AIM
Leaving out all images, write out the records that follow exactly.
┌─ RECORDED DATA
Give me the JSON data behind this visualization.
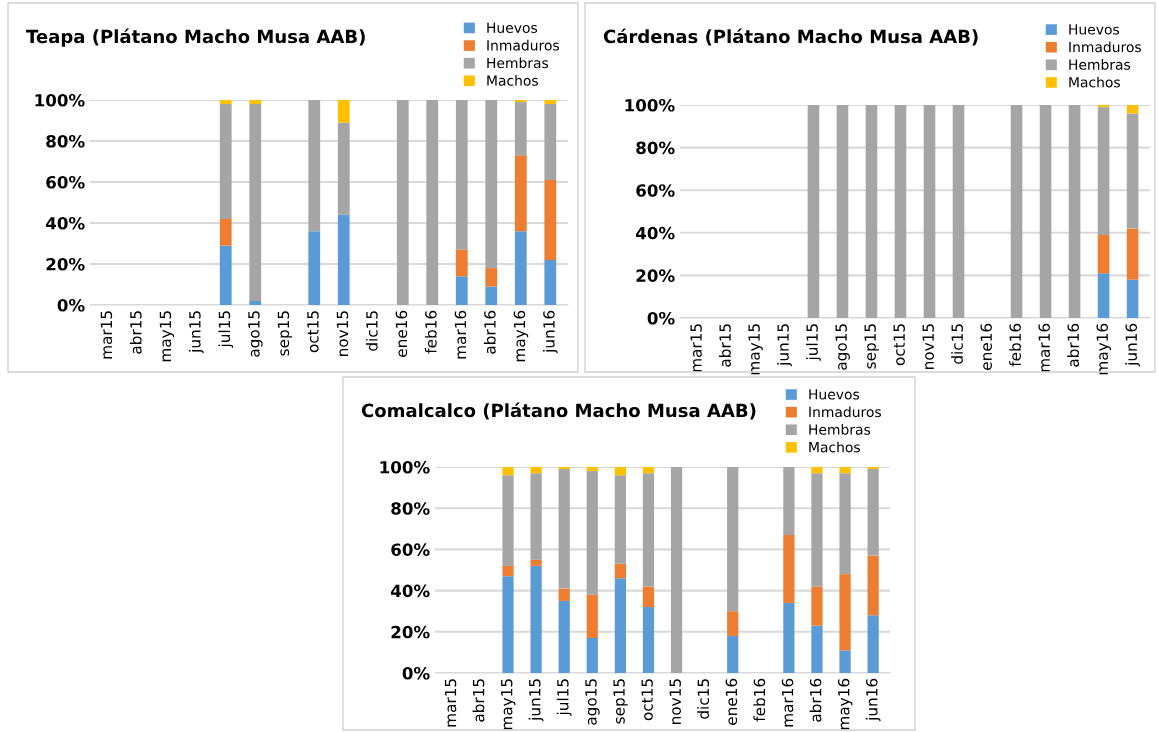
{
  "chart_data": [
    {
      "type": "bar",
      "stacked": true,
      "title": "Teapa (Plátano Macho Musa AAB)",
      "categories": [
        "mar15",
        "abr15",
        "may15",
        "jun15",
        "jul15",
        "ago15",
        "sep15",
        "oct15",
        "nov15",
        "dic15",
        "ene16",
        "feb16",
        "mar16",
        "abr16",
        "may16",
        "jun16"
      ],
      "series": [
        {
          "name": "Huevos",
          "color": "#5b9bd5",
          "values": [
            0,
            0,
            0,
            0,
            29,
            2,
            0,
            36,
            44,
            0,
            0,
            0,
            14,
            9,
            36,
            22
          ]
        },
        {
          "name": "Inmaduros",
          "color": "#ed7d31",
          "values": [
            0,
            0,
            0,
            0,
            13,
            0,
            0,
            0,
            0,
            0,
            0,
            0,
            13,
            9,
            37,
            39
          ]
        },
        {
          "name": "Hembras",
          "color": "#a5a5a5",
          "values": [
            0,
            0,
            0,
            0,
            56,
            96,
            0,
            64,
            45,
            0,
            100,
            100,
            73,
            82,
            26,
            37
          ]
        },
        {
          "name": "Machos",
          "color": "#ffc000",
          "values": [
            0,
            0,
            0,
            0,
            2,
            2,
            0,
            0,
            11,
            0,
            0,
            0,
            0,
            0,
            1,
            2
          ]
        }
      ],
      "ylim": [
        0,
        100
      ],
      "yticks": [
        {
          "value": 0,
          "label": "0%"
        },
        {
          "value": 20,
          "label": "20%"
        },
        {
          "value": 40,
          "label": "40%"
        },
        {
          "value": 60,
          "label": "60%"
        },
        {
          "value": 80,
          "label": "80%"
        },
        {
          "value": 100,
          "label": "100%"
        }
      ],
      "grid": "y",
      "legend": "top right"
    },
    {
      "type": "bar",
      "stacked": true,
      "title": "Cárdenas (Plátano Macho Musa AAB)",
      "categories": [
        "mar15",
        "abr15",
        "may15",
        "jun15",
        "jul15",
        "ago15",
        "sep15",
        "oct15",
        "nov15",
        "dic15",
        "ene16",
        "feb16",
        "mar16",
        "abr16",
        "may16",
        "jun16"
      ],
      "series": [
        {
          "name": "Huevos",
          "color": "#5b9bd5",
          "values": [
            0,
            0,
            0,
            0,
            0,
            0,
            0,
            0,
            0,
            0,
            0,
            0,
            0,
            0,
            21,
            18
          ]
        },
        {
          "name": "Inmaduros",
          "color": "#ed7d31",
          "values": [
            0,
            0,
            0,
            0,
            0,
            0,
            0,
            0,
            0,
            0,
            0,
            0,
            0,
            0,
            18,
            24
          ]
        },
        {
          "name": "Hembras",
          "color": "#a5a5a5",
          "values": [
            0,
            0,
            0,
            0,
            100,
            100,
            100,
            100,
            100,
            100,
            0,
            100,
            100,
            100,
            60,
            54
          ]
        },
        {
          "name": "Machos",
          "color": "#ffc000",
          "values": [
            0,
            0,
            0,
            0,
            0,
            0,
            0,
            0,
            0,
            0,
            0,
            0,
            0,
            0,
            1,
            4
          ]
        }
      ],
      "ylim": [
        0,
        100
      ],
      "yticks": [
        {
          "value": 0,
          "label": "0%"
        },
        {
          "value": 20,
          "label": "20%"
        },
        {
          "value": 40,
          "label": "40%"
        },
        {
          "value": 60,
          "label": "60%"
        },
        {
          "value": 80,
          "label": "80%"
        },
        {
          "value": 100,
          "label": "100%"
        }
      ],
      "grid": "y",
      "legend": "top right"
    },
    {
      "type": "bar",
      "stacked": true,
      "title": "Comalcalco (Plátano Macho Musa AAB)",
      "categories": [
        "mar15",
        "abr15",
        "may15",
        "jun15",
        "jul15",
        "ago15",
        "sep15",
        "oct15",
        "nov15",
        "dic15",
        "ene16",
        "feb16",
        "mar16",
        "abr16",
        "may16",
        "jun16"
      ],
      "series": [
        {
          "name": "Huevos",
          "color": "#5b9bd5",
          "values": [
            0,
            0,
            47,
            52,
            35,
            17,
            46,
            32,
            0,
            0,
            18,
            0,
            34,
            23,
            11,
            28
          ]
        },
        {
          "name": "Inmaduros",
          "color": "#ed7d31",
          "values": [
            0,
            0,
            5,
            3,
            6,
            21,
            7,
            10,
            0,
            0,
            12,
            0,
            33,
            19,
            37,
            29
          ]
        },
        {
          "name": "Hembras",
          "color": "#a5a5a5",
          "values": [
            0,
            0,
            44,
            42,
            58,
            60,
            43,
            55,
            100,
            0,
            70,
            0,
            33,
            55,
            49,
            42
          ]
        },
        {
          "name": "Machos",
          "color": "#ffc000",
          "values": [
            0,
            0,
            4,
            3,
            1,
            2,
            4,
            3,
            0,
            0,
            0,
            0,
            0,
            3,
            3,
            1
          ]
        }
      ],
      "ylim": [
        0,
        100
      ],
      "yticks": [
        {
          "value": 0,
          "label": "0%"
        },
        {
          "value": 20,
          "label": "20%"
        },
        {
          "value": 40,
          "label": "40%"
        },
        {
          "value": 60,
          "label": "60%"
        },
        {
          "value": 80,
          "label": "80%"
        },
        {
          "value": 100,
          "label": "100%"
        }
      ],
      "grid": "y",
      "legend": "top right"
    }
  ]
}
└─
COMPLETE RESPONSE
Give me the JSON data behind this visualization.
{
  "chart_data": [
    {
      "type": "bar",
      "stacked": true,
      "title": "Teapa (Plátano Macho Musa AAB)",
      "categories": [
        "mar15",
        "abr15",
        "may15",
        "jun15",
        "jul15",
        "ago15",
        "sep15",
        "oct15",
        "nov15",
        "dic15",
        "ene16",
        "feb16",
        "mar16",
        "abr16",
        "may16",
        "jun16"
      ],
      "series": [
        {
          "name": "Huevos",
          "color": "#5b9bd5",
          "values": [
            0,
            0,
            0,
            0,
            29,
            2,
            0,
            36,
            44,
            0,
            0,
            0,
            14,
            9,
            36,
            22
          ]
        },
        {
          "name": "Inmaduros",
          "color": "#ed7d31",
          "values": [
            0,
            0,
            0,
            0,
            13,
            0,
            0,
            0,
            0,
            0,
            0,
            0,
            13,
            9,
            37,
            39
          ]
        },
        {
          "name": "Hembras",
          "color": "#a5a5a5",
          "values": [
            0,
            0,
            0,
            0,
            56,
            96,
            0,
            64,
            45,
            0,
            100,
            100,
            73,
            82,
            26,
            37
          ]
        },
        {
          "name": "Machos",
          "color": "#ffc000",
          "values": [
            0,
            0,
            0,
            0,
            2,
            2,
            0,
            0,
            11,
            0,
            0,
            0,
            0,
            0,
            1,
            2
          ]
        }
      ],
      "ylim": [
        0,
        100
      ],
      "yticks": [
        {
          "value": 0,
          "label": "0%"
        },
        {
          "value": 20,
          "label": "20%"
        },
        {
          "value": 40,
          "label": "40%"
        },
        {
          "value": 60,
          "label": "60%"
        },
        {
          "value": 80,
          "label": "80%"
        },
        {
          "value": 100,
          "label": "100%"
        }
      ],
      "grid": "y",
      "legend": "top right"
    },
    {
      "type": "bar",
      "stacked": true,
      "title": "Cárdenas (Plátano Macho Musa AAB)",
      "categories": [
        "mar15",
        "abr15",
        "may15",
        "jun15",
        "jul15",
        "ago15",
        "sep15",
        "oct15",
        "nov15",
        "dic15",
        "ene16",
        "feb16",
        "mar16",
        "abr16",
        "may16",
        "jun16"
      ],
      "series": [
        {
          "name": "Huevos",
          "color": "#5b9bd5",
          "values": [
            0,
            0,
            0,
            0,
            0,
            0,
            0,
            0,
            0,
            0,
            0,
            0,
            0,
            0,
            21,
            18
          ]
        },
        {
          "name": "Inmaduros",
          "color": "#ed7d31",
          "values": [
            0,
            0,
            0,
            0,
            0,
            0,
            0,
            0,
            0,
            0,
            0,
            0,
            0,
            0,
            18,
            24
          ]
        },
        {
          "name": "Hembras",
          "color": "#a5a5a5",
          "values": [
            0,
            0,
            0,
            0,
            100,
            100,
            100,
            100,
            100,
            100,
            0,
            100,
            100,
            100,
            60,
            54
          ]
        },
        {
          "name": "Machos",
          "color": "#ffc000",
          "values": [
            0,
            0,
            0,
            0,
            0,
            0,
            0,
            0,
            0,
            0,
            0,
            0,
            0,
            0,
            1,
            4
          ]
        }
      ],
      "ylim": [
        0,
        100
      ],
      "yticks": [
        {
          "value": 0,
          "label": "0%"
        },
        {
          "value": 20,
          "label": "20%"
        },
        {
          "value": 40,
          "label": "40%"
        },
        {
          "value": 60,
          "label": "60%"
        },
        {
          "value": 80,
          "label": "80%"
        },
        {
          "value": 100,
          "label": "100%"
        }
      ],
      "grid": "y",
      "legend": "top right"
    },
    {
      "type": "bar",
      "stacked": true,
      "title": "Comalcalco (Plátano Macho Musa AAB)",
      "categories": [
        "mar15",
        "abr15",
        "may15",
        "jun15",
        "jul15",
        "ago15",
        "sep15",
        "oct15",
        "nov15",
        "dic15",
        "ene16",
        "feb16",
        "mar16",
        "abr16",
        "may16",
        "jun16"
      ],
      "series": [
        {
          "name": "Huevos",
          "color": "#5b9bd5",
          "values": [
            0,
            0,
            47,
            52,
            35,
            17,
            46,
            32,
            0,
            0,
            18,
            0,
            34,
            23,
            11,
            28
          ]
        },
        {
          "name": "Inmaduros",
          "color": "#ed7d31",
          "values": [
            0,
            0,
            5,
            3,
            6,
            21,
            7,
            10,
            0,
            0,
            12,
            0,
            33,
            19,
            37,
            29
          ]
        },
        {
          "name": "Hembras",
          "color": "#a5a5a5",
          "values": [
            0,
            0,
            44,
            42,
            58,
            60,
            43,
            55,
            100,
            0,
            70,
            0,
            33,
            55,
            49,
            42
          ]
        },
        {
          "name": "Machos",
          "color": "#ffc000",
          "values": [
            0,
            0,
            4,
            3,
            1,
            2,
            4,
            3,
            0,
            0,
            0,
            0,
            0,
            3,
            3,
            1
          ]
        }
      ],
      "ylim": [
        0,
        100
      ],
      "yticks": [
        {
          "value": 0,
          "label": "0%"
        },
        {
          "value": 20,
          "label": "20%"
        },
        {
          "value": 40,
          "label": "40%"
        },
        {
          "value": 60,
          "label": "60%"
        },
        {
          "value": 80,
          "label": "80%"
        },
        {
          "value": 100,
          "label": "100%"
        }
      ],
      "grid": "y",
      "legend": "top right"
    }
  ]
}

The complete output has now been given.